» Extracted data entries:

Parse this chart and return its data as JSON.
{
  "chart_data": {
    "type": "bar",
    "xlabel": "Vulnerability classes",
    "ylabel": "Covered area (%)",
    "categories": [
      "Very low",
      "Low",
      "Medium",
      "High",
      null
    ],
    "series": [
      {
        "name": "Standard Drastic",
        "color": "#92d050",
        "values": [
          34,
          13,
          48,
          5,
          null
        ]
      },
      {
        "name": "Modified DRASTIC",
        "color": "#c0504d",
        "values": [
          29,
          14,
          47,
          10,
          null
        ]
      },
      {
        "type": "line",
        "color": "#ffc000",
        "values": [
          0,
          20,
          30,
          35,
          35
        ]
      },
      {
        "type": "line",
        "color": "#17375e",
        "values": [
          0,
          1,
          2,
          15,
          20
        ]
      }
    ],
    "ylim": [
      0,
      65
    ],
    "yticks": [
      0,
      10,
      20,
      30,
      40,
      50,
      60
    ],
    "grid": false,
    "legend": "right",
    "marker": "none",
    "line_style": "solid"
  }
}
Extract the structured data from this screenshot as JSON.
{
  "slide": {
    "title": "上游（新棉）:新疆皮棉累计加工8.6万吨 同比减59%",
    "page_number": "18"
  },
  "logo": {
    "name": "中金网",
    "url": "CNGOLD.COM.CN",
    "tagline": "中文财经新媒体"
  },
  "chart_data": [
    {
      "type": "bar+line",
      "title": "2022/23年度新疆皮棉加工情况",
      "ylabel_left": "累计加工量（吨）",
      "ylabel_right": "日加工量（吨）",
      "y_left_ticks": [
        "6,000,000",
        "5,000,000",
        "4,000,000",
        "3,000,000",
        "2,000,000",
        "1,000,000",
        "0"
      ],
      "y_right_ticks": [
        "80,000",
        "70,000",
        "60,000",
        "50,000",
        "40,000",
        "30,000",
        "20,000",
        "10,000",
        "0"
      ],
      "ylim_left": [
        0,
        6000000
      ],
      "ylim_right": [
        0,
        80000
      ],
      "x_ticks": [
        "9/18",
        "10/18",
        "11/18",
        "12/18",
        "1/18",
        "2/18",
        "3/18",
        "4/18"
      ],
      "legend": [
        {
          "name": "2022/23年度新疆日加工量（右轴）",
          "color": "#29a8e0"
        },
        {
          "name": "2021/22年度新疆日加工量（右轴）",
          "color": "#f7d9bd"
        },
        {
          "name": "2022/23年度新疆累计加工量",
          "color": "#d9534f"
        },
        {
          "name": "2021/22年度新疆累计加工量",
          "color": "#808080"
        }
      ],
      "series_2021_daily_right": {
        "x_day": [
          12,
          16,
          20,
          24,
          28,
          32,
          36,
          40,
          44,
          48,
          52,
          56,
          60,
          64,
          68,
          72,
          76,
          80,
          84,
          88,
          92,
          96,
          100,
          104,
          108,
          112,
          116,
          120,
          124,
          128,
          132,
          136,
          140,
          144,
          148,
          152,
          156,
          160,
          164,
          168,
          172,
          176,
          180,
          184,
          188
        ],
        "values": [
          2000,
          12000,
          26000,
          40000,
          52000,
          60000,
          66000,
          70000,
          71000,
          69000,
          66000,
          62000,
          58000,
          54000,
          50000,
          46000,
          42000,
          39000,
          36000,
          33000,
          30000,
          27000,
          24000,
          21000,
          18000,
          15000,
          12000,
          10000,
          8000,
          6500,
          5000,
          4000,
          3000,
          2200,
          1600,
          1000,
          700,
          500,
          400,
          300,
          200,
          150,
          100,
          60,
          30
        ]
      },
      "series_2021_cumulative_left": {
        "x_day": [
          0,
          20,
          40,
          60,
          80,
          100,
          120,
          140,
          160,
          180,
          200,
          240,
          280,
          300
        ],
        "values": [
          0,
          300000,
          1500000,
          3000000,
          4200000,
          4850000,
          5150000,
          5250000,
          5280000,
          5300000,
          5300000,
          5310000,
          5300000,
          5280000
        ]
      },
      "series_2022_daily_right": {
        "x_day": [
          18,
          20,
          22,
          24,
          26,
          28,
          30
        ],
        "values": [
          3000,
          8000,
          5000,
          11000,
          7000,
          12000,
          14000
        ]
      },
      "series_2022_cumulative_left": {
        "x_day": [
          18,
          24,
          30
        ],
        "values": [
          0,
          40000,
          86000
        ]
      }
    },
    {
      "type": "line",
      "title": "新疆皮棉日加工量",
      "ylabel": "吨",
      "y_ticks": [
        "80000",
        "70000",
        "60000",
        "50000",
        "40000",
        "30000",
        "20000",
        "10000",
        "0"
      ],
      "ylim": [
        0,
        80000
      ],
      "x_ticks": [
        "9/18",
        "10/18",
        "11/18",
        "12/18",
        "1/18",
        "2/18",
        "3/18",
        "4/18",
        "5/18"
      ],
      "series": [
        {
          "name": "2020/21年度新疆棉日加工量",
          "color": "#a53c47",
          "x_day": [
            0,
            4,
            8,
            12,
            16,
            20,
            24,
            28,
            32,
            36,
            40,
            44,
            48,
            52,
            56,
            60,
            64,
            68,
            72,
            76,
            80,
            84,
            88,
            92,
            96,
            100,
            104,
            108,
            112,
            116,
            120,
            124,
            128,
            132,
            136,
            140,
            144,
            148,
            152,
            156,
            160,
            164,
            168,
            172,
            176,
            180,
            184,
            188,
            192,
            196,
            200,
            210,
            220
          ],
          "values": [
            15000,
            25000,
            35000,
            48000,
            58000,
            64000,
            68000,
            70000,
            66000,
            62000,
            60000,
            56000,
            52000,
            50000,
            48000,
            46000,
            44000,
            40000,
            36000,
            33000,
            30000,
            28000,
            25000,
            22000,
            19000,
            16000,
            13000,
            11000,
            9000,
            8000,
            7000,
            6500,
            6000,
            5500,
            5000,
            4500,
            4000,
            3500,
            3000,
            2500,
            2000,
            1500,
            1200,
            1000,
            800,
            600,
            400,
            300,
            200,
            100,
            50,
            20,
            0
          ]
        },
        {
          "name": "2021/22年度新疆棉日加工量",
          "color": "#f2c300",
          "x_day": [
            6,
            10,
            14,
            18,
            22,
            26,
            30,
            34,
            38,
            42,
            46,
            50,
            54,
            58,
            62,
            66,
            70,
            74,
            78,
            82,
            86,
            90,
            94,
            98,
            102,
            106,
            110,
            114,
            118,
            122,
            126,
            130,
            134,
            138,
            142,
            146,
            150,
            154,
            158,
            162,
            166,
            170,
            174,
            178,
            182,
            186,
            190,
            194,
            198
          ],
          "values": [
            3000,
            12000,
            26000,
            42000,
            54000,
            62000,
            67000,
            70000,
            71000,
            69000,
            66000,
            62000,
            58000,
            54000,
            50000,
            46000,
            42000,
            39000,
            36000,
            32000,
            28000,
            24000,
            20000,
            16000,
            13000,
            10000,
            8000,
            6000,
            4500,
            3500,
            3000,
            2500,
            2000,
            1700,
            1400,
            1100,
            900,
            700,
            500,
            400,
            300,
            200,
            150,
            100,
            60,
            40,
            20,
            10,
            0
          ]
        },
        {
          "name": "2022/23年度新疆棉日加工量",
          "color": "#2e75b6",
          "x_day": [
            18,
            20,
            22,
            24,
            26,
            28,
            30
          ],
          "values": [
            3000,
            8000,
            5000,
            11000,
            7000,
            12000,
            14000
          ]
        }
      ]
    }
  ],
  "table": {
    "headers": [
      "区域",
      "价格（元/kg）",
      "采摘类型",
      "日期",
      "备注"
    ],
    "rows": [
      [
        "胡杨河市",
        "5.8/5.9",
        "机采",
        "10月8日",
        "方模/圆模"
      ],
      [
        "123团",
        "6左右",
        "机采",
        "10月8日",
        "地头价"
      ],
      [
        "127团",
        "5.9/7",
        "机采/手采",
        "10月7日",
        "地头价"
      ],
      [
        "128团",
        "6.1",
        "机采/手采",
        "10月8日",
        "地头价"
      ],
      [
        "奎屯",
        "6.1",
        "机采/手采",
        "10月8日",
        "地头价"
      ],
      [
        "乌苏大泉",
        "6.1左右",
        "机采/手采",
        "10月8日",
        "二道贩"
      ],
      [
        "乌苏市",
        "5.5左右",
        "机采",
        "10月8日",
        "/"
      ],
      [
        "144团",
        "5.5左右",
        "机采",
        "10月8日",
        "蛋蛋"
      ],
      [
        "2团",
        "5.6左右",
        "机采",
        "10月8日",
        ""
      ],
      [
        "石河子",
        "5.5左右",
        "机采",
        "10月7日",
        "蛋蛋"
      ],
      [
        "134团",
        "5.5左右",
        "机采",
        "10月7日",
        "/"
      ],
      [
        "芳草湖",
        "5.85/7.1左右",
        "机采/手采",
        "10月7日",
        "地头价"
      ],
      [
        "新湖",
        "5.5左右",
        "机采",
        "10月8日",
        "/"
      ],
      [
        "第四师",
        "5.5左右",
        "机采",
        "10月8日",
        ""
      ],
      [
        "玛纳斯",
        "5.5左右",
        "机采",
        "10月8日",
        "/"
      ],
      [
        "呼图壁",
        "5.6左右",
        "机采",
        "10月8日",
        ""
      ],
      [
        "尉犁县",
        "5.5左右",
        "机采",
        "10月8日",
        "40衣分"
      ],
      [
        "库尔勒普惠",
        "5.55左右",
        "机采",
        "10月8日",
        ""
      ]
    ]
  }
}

» YOUR OBJECTIVE: Look through the data and gather every line with the string "name" in it.

» RESULT FOR THIS TASK:
        "name": "Standard Drastic",
        "name": "Modified DRASTIC",
    "name": "中金网",
          "name": "2022/23年度新疆日加工量（右轴）",
          "name": "2021/22年度新疆日加工量（右轴）",
          "name": "2022/23年度新疆累计加工量",
          "name": "2021/22年度新疆累计加工量",
          "name": "2020/21年度新疆棉日加工量",
          "name": "2021/22年度新疆棉日加工量",
          "name": "2022/23年度新疆棉日加工量",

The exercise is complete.